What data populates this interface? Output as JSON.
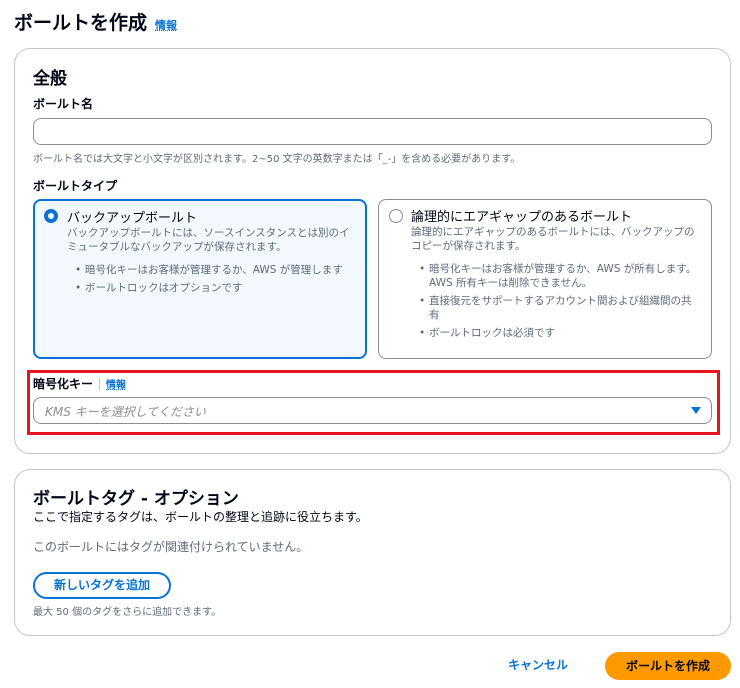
{
  "page": {
    "title": "ボールトを作成",
    "info_link": "情報"
  },
  "general": {
    "heading": "全般",
    "vault_name": {
      "label": "ボールト名",
      "value": "",
      "placeholder": "",
      "hint": "ボールト名では大文字と小文字が区別されます。2~50 文字の英数字または「_-」を含める必要があります。"
    },
    "vault_type": {
      "label": "ボールトタイプ",
      "options": [
        {
          "title": "バックアップボールト",
          "selected": true,
          "description": "バックアップボールトには、ソースインスタンスとは別のイミュータブルなバックアップが保存されます。",
          "bullets": [
            "暗号化キーはお客様が管理するか、AWS が管理します",
            "ボールトロックはオプションです"
          ]
        },
        {
          "title": "論理的にエアギャップのあるボールト",
          "selected": false,
          "description": "論理的にエアギャップのあるボールトには、バックアップのコピーが保存されます。",
          "bullets": [
            "暗号化キーはお客様が管理するか、AWS が所有します。AWS 所有キーは削除できません。",
            "直接復元をサポートするアカウント間および組織間の共有",
            "ボールトロックは必須です"
          ]
        }
      ]
    },
    "encryption_key": {
      "label": "暗号化キー",
      "info_link": "情報",
      "placeholder": "KMS キーを選択してください"
    }
  },
  "tags": {
    "heading": "ボールトタグ - オプション",
    "description": "ここで指定するタグは、ボールトの整理と追跡に役立ちます。",
    "empty_message": "このボールトにはタグが関連付けられていません。",
    "add_button": "新しいタグを追加",
    "limit_hint": "最大 50 個のタグをさらに追加できます。"
  },
  "footer": {
    "cancel_label": "キャンセル",
    "create_label": "ボールトを作成"
  },
  "colors": {
    "accent": "#0972d3",
    "primary_button": "#ff9900",
    "highlight_border": "#e5141e"
  }
}
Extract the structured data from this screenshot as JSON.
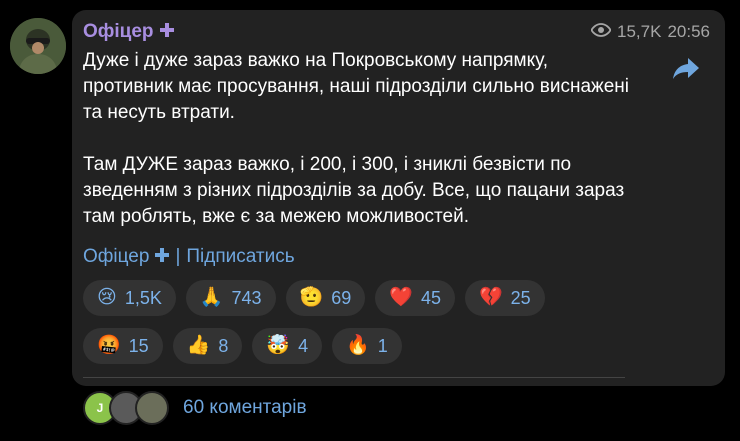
{
  "post": {
    "author_name": "Офіцер",
    "author_badge_icon": "plus-icon",
    "views": "15,7K",
    "time": "20:56",
    "paragraphs": [
      "Дуже і дуже зараз важко на Покровському напрямку, противник має просування, наші підрозділи сильно виснажені та несуть втрати.",
      "Там ДУЖЕ зараз важко, і 200, і 300, і зниклі безвісти по зведенням з різних підрозділів за добу. Все, що пацани зараз там роблять, вже є за межею можливостей."
    ],
    "signature_name": "Офіцер",
    "signature_separator": "|",
    "subscribe_label": "Підписатись"
  },
  "reactions": [
    {
      "emoji": "😢",
      "count": "1,5K"
    },
    {
      "emoji": "🙏",
      "count": "743"
    },
    {
      "emoji": "🫡",
      "count": "69"
    },
    {
      "emoji": "❤️",
      "count": "45"
    },
    {
      "emoji": "💔",
      "count": "25"
    },
    {
      "emoji": "🤬",
      "count": "15"
    },
    {
      "emoji": "👍",
      "count": "8"
    },
    {
      "emoji": "🤯",
      "count": "4"
    },
    {
      "emoji": "🔥",
      "count": "1"
    }
  ],
  "comments": {
    "avatars": [
      {
        "initial": "J",
        "color": "#8bc34a"
      },
      {
        "initial": "",
        "color": "#5a5a5a"
      },
      {
        "initial": "",
        "color": "#6b6e5a"
      }
    ],
    "label": "60 коментарів"
  },
  "colors": {
    "accent": "#6fa6de",
    "author": "#a88ee0",
    "bubble": "#222222"
  }
}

- **Short task**
Copy out each record shown above without alteration, skipping any picture.

- **Solution below**
What data populates this interface? Output as JSON.
{
  "page": {
    "title": "ボールトを作成",
    "info_link": "情報"
  },
  "general": {
    "heading": "全般",
    "vault_name": {
      "label": "ボールト名",
      "value": "",
      "placeholder": "",
      "hint": "ボールト名では大文字と小文字が区別されます。2~50 文字の英数字または「_-」を含める必要があります。"
    },
    "vault_type": {
      "label": "ボールトタイプ",
      "options": [
        {
          "title": "バックアップボールト",
          "selected": true,
          "description": "バックアップボールトには、ソースインスタンスとは別のイミュータブルなバックアップが保存されます。",
          "bullets": [
            "暗号化キーはお客様が管理するか、AWS が管理します",
            "ボールトロックはオプションです"
          ]
        },
        {
          "title": "論理的にエアギャップのあるボールト",
          "selected": false,
          "description": "論理的にエアギャップのあるボールトには、バックアップのコピーが保存されます。",
          "bullets": [
            "暗号化キーはお客様が管理するか、AWS が所有します。AWS 所有キーは削除できません。",
            "直接復元をサポートするアカウント間および組織間の共有",
            "ボールトロックは必須です"
          ]
        }
      ]
    },
    "encryption_key": {
      "label": "暗号化キー",
      "info_link": "情報",
      "placeholder": "KMS キーを選択してください"
    }
  },
  "tags": {
    "heading": "ボールトタグ - オプション",
    "description": "ここで指定するタグは、ボールトの整理と追跡に役立ちます。",
    "empty_message": "このボールトにはタグが関連付けられていません。",
    "add_button": "新しいタグを追加",
    "limit_hint": "最大 50 個のタグをさらに追加できます。"
  },
  "footer": {
    "cancel_label": "キャンセル",
    "create_label": "ボールトを作成"
  },
  "colors": {
    "accent": "#0972d3",
    "primary_button": "#ff9900",
    "highlight_border": "#e5141e"
  }
}
Extract the structured data from this screenshot as JSON.
{
  "post": {
    "author_name": "Офіцер",
    "author_badge_icon": "plus-icon",
    "views": "15,7K",
    "time": "20:56",
    "paragraphs": [
      "Дуже і дуже зараз важко на Покровському напрямку, противник має просування, наші підрозділи сильно виснажені та несуть втрати.",
      "Там ДУЖЕ зараз важко, і 200, і 300, і зниклі безвісти по зведенням з різних підрозділів за добу. Все, що пацани зараз там роблять, вже є за межею можливостей."
    ],
    "signature_name": "Офіцер",
    "signature_separator": "|",
    "subscribe_label": "Підписатись"
  },
  "reactions": [
    {
      "emoji": "😢",
      "count": "1,5K"
    },
    {
      "emoji": "🙏",
      "count": "743"
    },
    {
      "emoji": "🫡",
      "count": "69"
    },
    {
      "emoji": "❤️",
      "count": "45"
    },
    {
      "emoji": "💔",
      "count": "25"
    },
    {
      "emoji": "🤬",
      "count": "15"
    },
    {
      "emoji": "👍",
      "count": "8"
    },
    {
      "emoji": "🤯",
      "count": "4"
    },
    {
      "emoji": "🔥",
      "count": "1"
    }
  ],
  "comments": {
    "avatars": [
      {
        "initial": "J",
        "color": "#8bc34a"
      },
      {
        "initial": "",
        "color": "#5a5a5a"
      },
      {
        "initial": "",
        "color": "#6b6e5a"
      }
    ],
    "label": "60 коментарів"
  },
  "colors": {
    "accent": "#6fa6de",
    "author": "#a88ee0",
    "bubble": "#222222"
  }
}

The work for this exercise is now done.